◆ SET EXERCISE ◆
Every line of the data must be copied exactly.

(Dataset records)
* start *
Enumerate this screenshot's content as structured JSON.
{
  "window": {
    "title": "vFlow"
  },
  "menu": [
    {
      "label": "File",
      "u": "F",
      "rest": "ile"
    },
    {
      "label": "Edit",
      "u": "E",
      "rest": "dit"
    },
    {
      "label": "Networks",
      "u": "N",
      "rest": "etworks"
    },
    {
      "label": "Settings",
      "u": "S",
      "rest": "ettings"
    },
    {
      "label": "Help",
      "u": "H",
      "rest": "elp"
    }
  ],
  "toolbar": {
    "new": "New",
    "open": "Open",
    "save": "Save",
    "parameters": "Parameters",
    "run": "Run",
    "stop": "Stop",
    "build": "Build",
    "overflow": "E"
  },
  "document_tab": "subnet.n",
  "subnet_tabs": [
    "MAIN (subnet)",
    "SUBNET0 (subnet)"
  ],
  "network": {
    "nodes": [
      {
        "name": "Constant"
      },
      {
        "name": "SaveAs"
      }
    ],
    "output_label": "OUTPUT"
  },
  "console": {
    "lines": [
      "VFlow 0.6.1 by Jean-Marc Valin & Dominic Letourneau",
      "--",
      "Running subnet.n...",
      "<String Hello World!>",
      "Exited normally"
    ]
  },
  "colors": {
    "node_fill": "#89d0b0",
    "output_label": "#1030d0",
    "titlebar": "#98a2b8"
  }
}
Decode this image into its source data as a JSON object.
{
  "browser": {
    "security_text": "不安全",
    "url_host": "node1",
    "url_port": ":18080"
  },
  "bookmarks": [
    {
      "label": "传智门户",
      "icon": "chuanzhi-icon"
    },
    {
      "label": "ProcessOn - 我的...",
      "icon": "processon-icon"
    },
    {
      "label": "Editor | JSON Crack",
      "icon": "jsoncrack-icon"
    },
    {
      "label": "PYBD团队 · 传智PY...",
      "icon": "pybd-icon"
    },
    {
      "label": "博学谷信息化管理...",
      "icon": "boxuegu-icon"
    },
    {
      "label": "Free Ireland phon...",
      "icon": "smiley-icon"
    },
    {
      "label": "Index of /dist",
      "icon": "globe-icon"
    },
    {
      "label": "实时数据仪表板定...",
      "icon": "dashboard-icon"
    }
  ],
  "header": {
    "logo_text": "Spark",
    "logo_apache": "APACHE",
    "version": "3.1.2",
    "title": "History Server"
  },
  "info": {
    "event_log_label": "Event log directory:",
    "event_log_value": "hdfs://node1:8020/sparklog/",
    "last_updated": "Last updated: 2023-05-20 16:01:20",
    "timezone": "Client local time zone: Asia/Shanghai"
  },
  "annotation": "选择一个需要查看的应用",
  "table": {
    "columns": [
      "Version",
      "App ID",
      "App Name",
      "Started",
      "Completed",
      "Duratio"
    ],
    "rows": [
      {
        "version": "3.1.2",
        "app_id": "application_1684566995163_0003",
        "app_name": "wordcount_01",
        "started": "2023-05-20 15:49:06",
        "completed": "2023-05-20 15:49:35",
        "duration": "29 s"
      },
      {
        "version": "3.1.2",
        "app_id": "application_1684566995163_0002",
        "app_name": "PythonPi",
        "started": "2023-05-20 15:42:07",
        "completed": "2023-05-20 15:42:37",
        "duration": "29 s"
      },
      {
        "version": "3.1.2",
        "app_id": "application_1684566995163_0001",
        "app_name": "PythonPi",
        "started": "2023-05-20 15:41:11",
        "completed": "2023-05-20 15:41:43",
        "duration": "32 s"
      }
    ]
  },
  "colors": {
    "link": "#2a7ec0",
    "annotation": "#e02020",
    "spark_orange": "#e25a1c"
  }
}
* end *
◆ COMPLETE OUTPUT ◆
Enumerate this screenshot's content as structured JSON.
{
  "window": {
    "title": "vFlow"
  },
  "menu": [
    {
      "label": "File",
      "u": "F",
      "rest": "ile"
    },
    {
      "label": "Edit",
      "u": "E",
      "rest": "dit"
    },
    {
      "label": "Networks",
      "u": "N",
      "rest": "etworks"
    },
    {
      "label": "Settings",
      "u": "S",
      "rest": "ettings"
    },
    {
      "label": "Help",
      "u": "H",
      "rest": "elp"
    }
  ],
  "toolbar": {
    "new": "New",
    "open": "Open",
    "save": "Save",
    "parameters": "Parameters",
    "run": "Run",
    "stop": "Stop",
    "build": "Build",
    "overflow": "E"
  },
  "document_tab": "subnet.n",
  "subnet_tabs": [
    "MAIN (subnet)",
    "SUBNET0 (subnet)"
  ],
  "network": {
    "nodes": [
      {
        "name": "Constant"
      },
      {
        "name": "SaveAs"
      }
    ],
    "output_label": "OUTPUT"
  },
  "console": {
    "lines": [
      "VFlow 0.6.1 by Jean-Marc Valin & Dominic Letourneau",
      "--",
      "Running subnet.n...",
      "<String Hello World!>",
      "Exited normally"
    ]
  },
  "colors": {
    "node_fill": "#89d0b0",
    "output_label": "#1030d0",
    "titlebar": "#98a2b8"
  }
}
Decode this image into its source data as a JSON object.
{
  "browser": {
    "security_text": "不安全",
    "url_host": "node1",
    "url_port": ":18080"
  },
  "bookmarks": [
    {
      "label": "传智门户",
      "icon": "chuanzhi-icon"
    },
    {
      "label": "ProcessOn - 我的...",
      "icon": "processon-icon"
    },
    {
      "label": "Editor | JSON Crack",
      "icon": "jsoncrack-icon"
    },
    {
      "label": "PYBD团队 · 传智PY...",
      "icon": "pybd-icon"
    },
    {
      "label": "博学谷信息化管理...",
      "icon": "boxuegu-icon"
    },
    {
      "label": "Free Ireland phon...",
      "icon": "smiley-icon"
    },
    {
      "label": "Index of /dist",
      "icon": "globe-icon"
    },
    {
      "label": "实时数据仪表板定...",
      "icon": "dashboard-icon"
    }
  ],
  "header": {
    "logo_text": "Spark",
    "logo_apache": "APACHE",
    "version": "3.1.2",
    "title": "History Server"
  },
  "info": {
    "event_log_label": "Event log directory:",
    "event_log_value": "hdfs://node1:8020/sparklog/",
    "last_updated": "Last updated: 2023-05-20 16:01:20",
    "timezone": "Client local time zone: Asia/Shanghai"
  },
  "annotation": "选择一个需要查看的应用",
  "table": {
    "columns": [
      "Version",
      "App ID",
      "App Name",
      "Started",
      "Completed",
      "Duratio"
    ],
    "rows": [
      {
        "version": "3.1.2",
        "app_id": "application_1684566995163_0003",
        "app_name": "wordcount_01",
        "started": "2023-05-20 15:49:06",
        "completed": "2023-05-20 15:49:35",
        "duration": "29 s"
      },
      {
        "version": "3.1.2",
        "app_id": "application_1684566995163_0002",
        "app_name": "PythonPi",
        "started": "2023-05-20 15:42:07",
        "completed": "2023-05-20 15:42:37",
        "duration": "29 s"
      },
      {
        "version": "3.1.2",
        "app_id": "application_1684566995163_0001",
        "app_name": "PythonPi",
        "started": "2023-05-20 15:41:11",
        "completed": "2023-05-20 15:41:43",
        "duration": "32 s"
      }
    ]
  },
  "colors": {
    "link": "#2a7ec0",
    "annotation": "#e02020",
    "spark_orange": "#e25a1c"
  }
}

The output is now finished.